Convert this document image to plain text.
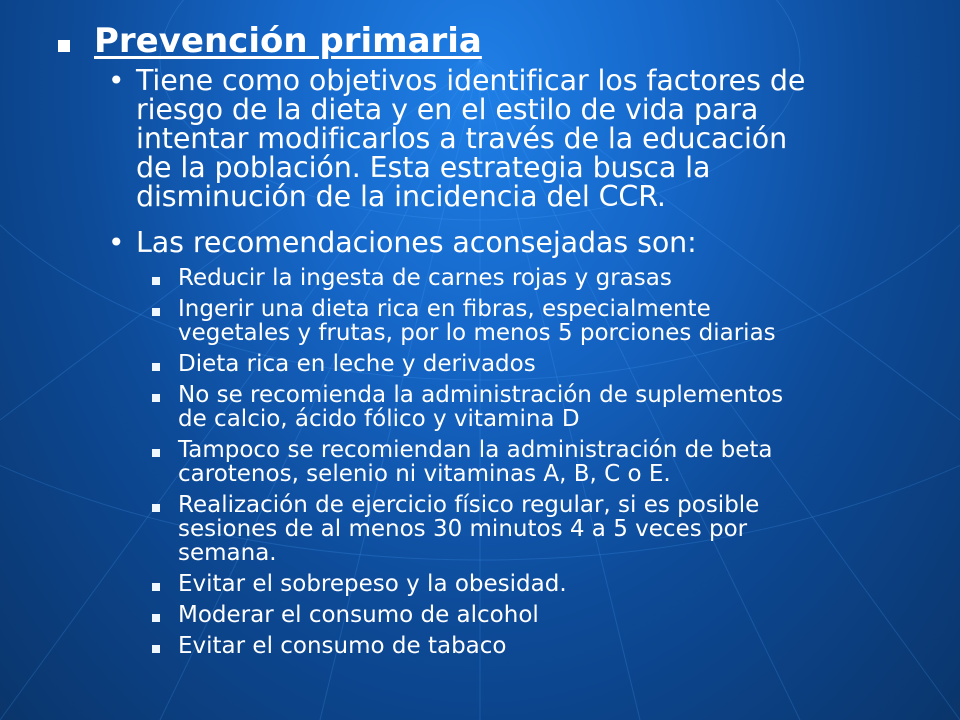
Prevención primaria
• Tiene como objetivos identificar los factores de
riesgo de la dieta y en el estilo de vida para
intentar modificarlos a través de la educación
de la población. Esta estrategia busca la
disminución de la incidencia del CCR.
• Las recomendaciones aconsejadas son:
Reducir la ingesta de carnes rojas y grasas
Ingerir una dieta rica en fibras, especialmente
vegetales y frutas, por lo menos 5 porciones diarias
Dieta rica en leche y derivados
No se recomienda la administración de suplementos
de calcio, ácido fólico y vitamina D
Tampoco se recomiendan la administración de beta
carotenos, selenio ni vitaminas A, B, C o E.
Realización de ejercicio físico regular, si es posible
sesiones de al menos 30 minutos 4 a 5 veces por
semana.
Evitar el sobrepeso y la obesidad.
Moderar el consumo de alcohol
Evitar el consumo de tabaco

========

§ **Directions for this task**:
Write out each line of the data exactly; the images should be left out.

§ **Solution to the problem**:
Convert this document image to plain text.
Prevención primaria
• Tiene como objetivos identificar los factores de
riesgo de la dieta y en el estilo de vida para
intentar modificarlos a través de la educación
de la población. Esta estrategia busca la
disminución de la incidencia del CCR.
• Las recomendaciones aconsejadas son:
Reducir la ingesta de carnes rojas y grasas
Ingerir una dieta rica en fibras, especialmente
vegetales y frutas, por lo menos 5 porciones diarias
Dieta rica en leche y derivados
No se recomienda la administración de suplementos
de calcio, ácido fólico y vitamina D
Tampoco se recomiendan la administración de beta
carotenos, selenio ni vitaminas A, B, C o E.
Realización de ejercicio físico regular, si es posible
sesiones de al menos 30 minutos 4 a 5 veces por
semana.
Evitar el sobrepeso y la obesidad.
Moderar el consumo de alcohol
Evitar el consumo de tabaco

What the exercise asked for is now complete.